◆ **PASSAGE SHOWN**:
══════════

That is why F.E. Peters latest book, The Voice, The Word, The Books, is bound to gain a warmer reception in these embattled times. With an opening line that acknowledges the violent differences between Jews, Christians and Muslims, Peters sets that aside in order to explore their one major shared heritage, as the Children of Abraham. Since Abraham’s life changed when he put aside his tribal gods and responded to the God of the Hebrews, it is this deity that Jews, Christians and Muslims are said to have in common. Or do they? That is the question that inevitably lurks beneath the surface of Peters’ masterful study of how the three religions recorded and transmitted the word of God. For, as an historian of religion, who was written on and taught about the three ‘religions of the book,’ and with a special expertise in Islam, Peters is well aware that his tools can only uncover ‘the works of man.’ For Muslims that will be seen as Peters’ limitation, but for most Westerners the works of man are the truest reflection of the kind of God you believe in.

While the word of God is holy in Judaism, it is not a monologue.

Abraham is not the first to hear God’s voice, for the Bible begins with the story of Adam and Eve in the Garden of Eden and follows with Noah, but it is to Abraham that God’s promise to his descendants is made. Long after Abraham and his children, Moses on Mount Sinai, and sundry other figures who were leaders of the Israelites, including judges, kings and prophets, were also privy to the word of God. This variety of people, of high and low birth, is what makes the God of the Israelites a universal figure and the Hebrew Bible a diverse document, actually a collection of books known by the acronym the TaNaK, for the Torah (the first five books), the Nevi’im (the prophets) and the Ketuvim (the additional writings).

While the word of God is holy in Judaism, it is not a monologue, nor is it unchallenged by the patriarchs. After all, Abraham remonstrates with God about the plan to punish Sodom and Gomorrah, and he laughs at God’s suggestion that he will father sons in his old age. The height of chutzpah is demonstrated by Moses, who received the Torah on Mount Sinai, but proceeded to break the tablets on which it was inscribed out of pique at his fellow Israelites, who had lost interest by the time he came down the mountain. Afterward when the text is restored, it is expanded, and later interpreted as well as translated into Greek, the version of the Bible known as the Septuagint. Finally, the text is ‘opened up’ by a device known as the Oral Law, which it is believed Moses also received along with the Written law (the Bible) at Mount Sinai, thus giving the rabbis license to make interpretations and extrapolations of the Torah that are authoritative. In fact, the so called Oral Law is the formal basis of a dialogue between the Jewish people and God’s word which results in the Talmud and its commentaries.

══════════

(Layout coordinate data)
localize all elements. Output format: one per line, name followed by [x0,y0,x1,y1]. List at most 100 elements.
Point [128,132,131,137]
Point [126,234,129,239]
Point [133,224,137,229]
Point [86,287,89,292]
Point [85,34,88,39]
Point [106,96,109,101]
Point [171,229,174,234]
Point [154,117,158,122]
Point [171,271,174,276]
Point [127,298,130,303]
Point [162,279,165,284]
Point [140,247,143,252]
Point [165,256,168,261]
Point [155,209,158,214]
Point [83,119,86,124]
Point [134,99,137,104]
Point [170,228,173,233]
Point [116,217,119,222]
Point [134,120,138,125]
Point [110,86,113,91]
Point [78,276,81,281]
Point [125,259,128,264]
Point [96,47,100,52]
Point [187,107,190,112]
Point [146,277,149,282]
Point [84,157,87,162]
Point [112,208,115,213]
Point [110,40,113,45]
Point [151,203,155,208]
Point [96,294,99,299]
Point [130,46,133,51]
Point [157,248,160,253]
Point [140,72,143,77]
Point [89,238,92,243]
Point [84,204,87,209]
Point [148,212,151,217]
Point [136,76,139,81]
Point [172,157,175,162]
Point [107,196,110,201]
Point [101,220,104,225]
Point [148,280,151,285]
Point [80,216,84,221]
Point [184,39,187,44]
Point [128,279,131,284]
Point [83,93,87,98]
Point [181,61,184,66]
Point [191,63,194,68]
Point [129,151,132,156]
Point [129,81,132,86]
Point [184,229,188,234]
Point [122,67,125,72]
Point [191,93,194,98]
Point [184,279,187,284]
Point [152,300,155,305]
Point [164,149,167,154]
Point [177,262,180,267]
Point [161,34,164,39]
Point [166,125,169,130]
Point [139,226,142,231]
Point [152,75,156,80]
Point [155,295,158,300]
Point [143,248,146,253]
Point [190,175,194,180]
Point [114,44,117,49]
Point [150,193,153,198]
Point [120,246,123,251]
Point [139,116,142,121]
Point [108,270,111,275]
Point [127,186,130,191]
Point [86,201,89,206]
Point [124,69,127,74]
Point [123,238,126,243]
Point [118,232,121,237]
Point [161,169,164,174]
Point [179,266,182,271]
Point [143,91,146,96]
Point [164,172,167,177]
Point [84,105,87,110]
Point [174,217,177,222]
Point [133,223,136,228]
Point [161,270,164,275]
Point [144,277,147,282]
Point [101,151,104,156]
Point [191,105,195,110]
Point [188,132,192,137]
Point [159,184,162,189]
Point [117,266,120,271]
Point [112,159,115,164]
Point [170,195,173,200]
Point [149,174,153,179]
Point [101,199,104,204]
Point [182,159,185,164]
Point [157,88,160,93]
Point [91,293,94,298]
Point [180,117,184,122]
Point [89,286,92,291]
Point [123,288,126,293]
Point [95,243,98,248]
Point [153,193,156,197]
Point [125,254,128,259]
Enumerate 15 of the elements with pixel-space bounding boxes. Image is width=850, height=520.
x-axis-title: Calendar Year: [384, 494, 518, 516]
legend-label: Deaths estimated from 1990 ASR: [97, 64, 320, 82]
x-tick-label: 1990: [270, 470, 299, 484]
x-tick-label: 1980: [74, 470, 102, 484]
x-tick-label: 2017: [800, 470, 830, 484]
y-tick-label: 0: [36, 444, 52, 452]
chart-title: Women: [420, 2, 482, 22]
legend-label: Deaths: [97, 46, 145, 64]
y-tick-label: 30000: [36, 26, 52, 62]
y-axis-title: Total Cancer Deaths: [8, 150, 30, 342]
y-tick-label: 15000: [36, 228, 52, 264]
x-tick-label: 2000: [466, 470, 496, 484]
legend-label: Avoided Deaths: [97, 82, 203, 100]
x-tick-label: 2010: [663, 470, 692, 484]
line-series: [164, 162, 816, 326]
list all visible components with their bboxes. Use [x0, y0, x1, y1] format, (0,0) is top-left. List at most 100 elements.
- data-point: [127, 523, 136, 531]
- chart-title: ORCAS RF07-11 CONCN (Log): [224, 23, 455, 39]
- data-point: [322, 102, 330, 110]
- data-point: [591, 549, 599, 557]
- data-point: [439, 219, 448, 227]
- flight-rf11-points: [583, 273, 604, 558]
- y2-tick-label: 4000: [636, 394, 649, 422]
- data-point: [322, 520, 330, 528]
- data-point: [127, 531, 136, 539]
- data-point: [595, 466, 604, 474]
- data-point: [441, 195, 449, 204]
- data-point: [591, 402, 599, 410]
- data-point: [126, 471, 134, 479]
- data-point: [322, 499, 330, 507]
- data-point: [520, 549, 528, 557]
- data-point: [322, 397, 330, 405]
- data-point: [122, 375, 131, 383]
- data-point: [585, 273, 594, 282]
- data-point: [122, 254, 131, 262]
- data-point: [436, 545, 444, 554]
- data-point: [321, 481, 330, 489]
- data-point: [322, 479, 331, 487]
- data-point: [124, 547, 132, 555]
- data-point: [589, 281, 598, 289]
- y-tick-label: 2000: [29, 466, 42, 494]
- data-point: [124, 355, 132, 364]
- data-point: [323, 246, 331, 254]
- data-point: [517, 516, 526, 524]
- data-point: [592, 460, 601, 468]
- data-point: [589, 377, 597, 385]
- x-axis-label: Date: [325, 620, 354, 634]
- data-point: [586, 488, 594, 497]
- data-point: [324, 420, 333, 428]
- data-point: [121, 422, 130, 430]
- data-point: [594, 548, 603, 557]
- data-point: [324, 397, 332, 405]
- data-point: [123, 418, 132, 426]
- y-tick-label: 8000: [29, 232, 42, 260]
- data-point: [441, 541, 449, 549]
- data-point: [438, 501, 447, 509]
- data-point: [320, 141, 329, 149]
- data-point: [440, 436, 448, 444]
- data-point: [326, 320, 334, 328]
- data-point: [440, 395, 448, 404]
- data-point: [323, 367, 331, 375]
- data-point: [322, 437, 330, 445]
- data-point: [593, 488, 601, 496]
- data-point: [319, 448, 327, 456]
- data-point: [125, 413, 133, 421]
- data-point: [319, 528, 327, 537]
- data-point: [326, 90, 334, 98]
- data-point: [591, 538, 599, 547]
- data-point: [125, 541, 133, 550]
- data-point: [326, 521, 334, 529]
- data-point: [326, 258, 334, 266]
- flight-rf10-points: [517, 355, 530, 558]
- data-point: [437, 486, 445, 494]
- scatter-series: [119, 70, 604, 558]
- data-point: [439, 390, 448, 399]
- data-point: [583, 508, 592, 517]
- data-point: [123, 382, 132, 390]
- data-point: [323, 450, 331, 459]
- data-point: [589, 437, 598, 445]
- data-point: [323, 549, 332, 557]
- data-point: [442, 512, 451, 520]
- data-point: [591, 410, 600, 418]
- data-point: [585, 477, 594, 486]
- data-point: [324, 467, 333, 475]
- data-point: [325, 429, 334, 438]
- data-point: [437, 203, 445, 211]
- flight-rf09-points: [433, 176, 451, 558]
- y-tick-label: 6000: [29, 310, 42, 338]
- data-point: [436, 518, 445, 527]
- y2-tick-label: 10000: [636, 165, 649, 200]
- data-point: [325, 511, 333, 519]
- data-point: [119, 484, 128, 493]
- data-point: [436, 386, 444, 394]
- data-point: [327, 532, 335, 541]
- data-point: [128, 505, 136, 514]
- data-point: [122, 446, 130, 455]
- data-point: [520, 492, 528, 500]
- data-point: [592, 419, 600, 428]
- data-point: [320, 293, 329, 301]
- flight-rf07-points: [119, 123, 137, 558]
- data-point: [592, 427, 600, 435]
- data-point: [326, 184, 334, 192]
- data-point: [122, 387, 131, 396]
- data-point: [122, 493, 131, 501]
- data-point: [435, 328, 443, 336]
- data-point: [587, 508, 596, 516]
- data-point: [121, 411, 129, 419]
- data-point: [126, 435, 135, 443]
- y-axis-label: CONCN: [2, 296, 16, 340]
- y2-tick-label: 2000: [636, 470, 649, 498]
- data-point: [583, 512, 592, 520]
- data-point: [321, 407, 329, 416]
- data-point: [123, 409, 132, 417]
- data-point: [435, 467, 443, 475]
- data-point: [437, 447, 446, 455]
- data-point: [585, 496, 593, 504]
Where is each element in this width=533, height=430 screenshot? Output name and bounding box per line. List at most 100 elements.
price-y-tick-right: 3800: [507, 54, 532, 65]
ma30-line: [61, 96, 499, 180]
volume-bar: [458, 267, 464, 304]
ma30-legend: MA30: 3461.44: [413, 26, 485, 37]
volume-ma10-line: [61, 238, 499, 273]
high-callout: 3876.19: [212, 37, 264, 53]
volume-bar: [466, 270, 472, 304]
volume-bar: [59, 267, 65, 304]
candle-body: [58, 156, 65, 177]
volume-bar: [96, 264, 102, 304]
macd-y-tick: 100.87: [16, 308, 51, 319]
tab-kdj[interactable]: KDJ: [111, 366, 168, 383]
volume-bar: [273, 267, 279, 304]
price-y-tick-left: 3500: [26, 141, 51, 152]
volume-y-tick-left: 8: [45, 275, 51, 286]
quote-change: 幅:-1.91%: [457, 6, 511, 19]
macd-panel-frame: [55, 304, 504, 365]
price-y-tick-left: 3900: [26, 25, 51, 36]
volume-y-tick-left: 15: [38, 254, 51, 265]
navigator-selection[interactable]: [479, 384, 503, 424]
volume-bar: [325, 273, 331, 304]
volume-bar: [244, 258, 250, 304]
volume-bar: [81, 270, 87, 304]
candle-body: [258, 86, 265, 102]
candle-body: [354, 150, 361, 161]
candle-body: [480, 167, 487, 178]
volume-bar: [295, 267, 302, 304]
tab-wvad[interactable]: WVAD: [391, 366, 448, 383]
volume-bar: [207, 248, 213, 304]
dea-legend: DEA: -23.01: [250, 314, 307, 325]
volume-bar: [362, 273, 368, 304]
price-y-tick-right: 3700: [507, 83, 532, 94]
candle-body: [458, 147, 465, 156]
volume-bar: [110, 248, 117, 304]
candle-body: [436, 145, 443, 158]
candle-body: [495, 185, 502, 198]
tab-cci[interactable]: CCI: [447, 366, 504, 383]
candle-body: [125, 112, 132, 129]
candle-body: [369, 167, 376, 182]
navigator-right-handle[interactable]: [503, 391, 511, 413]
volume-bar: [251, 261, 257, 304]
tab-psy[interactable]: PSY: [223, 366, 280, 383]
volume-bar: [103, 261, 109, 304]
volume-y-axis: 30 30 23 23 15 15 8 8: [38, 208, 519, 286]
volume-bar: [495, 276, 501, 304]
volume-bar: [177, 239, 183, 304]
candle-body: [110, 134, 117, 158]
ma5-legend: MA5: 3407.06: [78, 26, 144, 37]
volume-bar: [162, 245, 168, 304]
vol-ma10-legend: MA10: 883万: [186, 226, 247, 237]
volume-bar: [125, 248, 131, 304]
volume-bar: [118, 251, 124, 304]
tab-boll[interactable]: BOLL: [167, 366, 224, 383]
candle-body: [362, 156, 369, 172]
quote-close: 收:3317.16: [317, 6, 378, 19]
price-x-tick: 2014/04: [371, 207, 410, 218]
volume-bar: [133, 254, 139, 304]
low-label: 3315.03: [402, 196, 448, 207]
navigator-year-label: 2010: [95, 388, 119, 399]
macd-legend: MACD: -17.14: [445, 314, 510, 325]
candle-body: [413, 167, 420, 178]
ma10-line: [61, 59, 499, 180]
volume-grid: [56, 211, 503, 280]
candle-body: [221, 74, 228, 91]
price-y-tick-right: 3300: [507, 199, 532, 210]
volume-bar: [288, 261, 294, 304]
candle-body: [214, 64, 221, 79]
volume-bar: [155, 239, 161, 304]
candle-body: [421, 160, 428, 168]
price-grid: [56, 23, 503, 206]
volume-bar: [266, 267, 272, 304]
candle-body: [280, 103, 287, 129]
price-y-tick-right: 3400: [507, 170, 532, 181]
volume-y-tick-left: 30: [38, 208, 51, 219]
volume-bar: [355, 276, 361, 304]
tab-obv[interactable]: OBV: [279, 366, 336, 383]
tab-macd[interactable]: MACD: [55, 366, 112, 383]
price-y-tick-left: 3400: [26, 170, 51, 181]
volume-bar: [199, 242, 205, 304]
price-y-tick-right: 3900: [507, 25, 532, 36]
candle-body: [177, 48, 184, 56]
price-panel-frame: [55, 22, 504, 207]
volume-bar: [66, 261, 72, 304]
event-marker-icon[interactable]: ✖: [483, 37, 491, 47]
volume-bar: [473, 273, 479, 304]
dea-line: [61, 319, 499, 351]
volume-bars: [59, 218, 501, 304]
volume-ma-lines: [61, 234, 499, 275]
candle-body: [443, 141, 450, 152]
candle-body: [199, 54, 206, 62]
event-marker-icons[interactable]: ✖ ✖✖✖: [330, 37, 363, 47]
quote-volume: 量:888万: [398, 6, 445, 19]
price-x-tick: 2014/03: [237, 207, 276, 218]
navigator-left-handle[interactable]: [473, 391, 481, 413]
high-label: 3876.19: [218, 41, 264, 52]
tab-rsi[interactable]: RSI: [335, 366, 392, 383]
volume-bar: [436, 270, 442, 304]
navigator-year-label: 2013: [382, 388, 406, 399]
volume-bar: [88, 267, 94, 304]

══════════

◆ **THINGS TO DO**:
a) Summarize the review of The Voice, The Word, The Books in two sentences.
b) Resume the review of The Voice, The Word, The Books, picking up right after its final sentence.
These rows were drawn from a separate source.

◆ **RESPONSES BY TASK**:
a) F.E. Peters' book sets aside the violent differences among Jews, Christians and Muslims to study how the three religions, as Children of Abraham, recorded and transmitted the word of God, though as a historian of religion he can uncover only "the works of man." In Judaism, God's word reached many kinds of people and is not unchallenged, as Abraham's and Moses' defiance shows, and the Oral Law gave the rabbis license for authoritative interpretation, forming a dialogue that produced the Talmud and its commentaries.

b)
Peters deftly and as lucidly as possible condenses the building of the literary edifice that comprises the Jewish canon, which by the time Jesus, a Jewish Galilean preacher, comes on the scene, is amassed. The discovery of the Dead Sea Scrolls in 1947 has shown that today’s Bible was compiled at least as far back as 200 BCE to 200 CD. Before the 1st century was out, Jewish followers of Jesus would see him as the manifestation of God’s word, the Son of God, and the fulfilment of prophecies concerning the Messiah in the Torah—this, despite his critique of the religious establishment at the time. In the 2nd century, reflecting the dominant Greco-Roman culture, the Gospel of John would identify Jesus as the very word of God, logos, which pre-existed creation, a concept that parallels Jewish explanations of the Bible’s heavenly pre-existence. The man Jesus became the living embodiment of the covenant with Abraham and the Law given to Moses, and after his death, the apostle Paul already regarded him as God.

Jesus’ sayings are themselves a translation, since he did not speak Greek.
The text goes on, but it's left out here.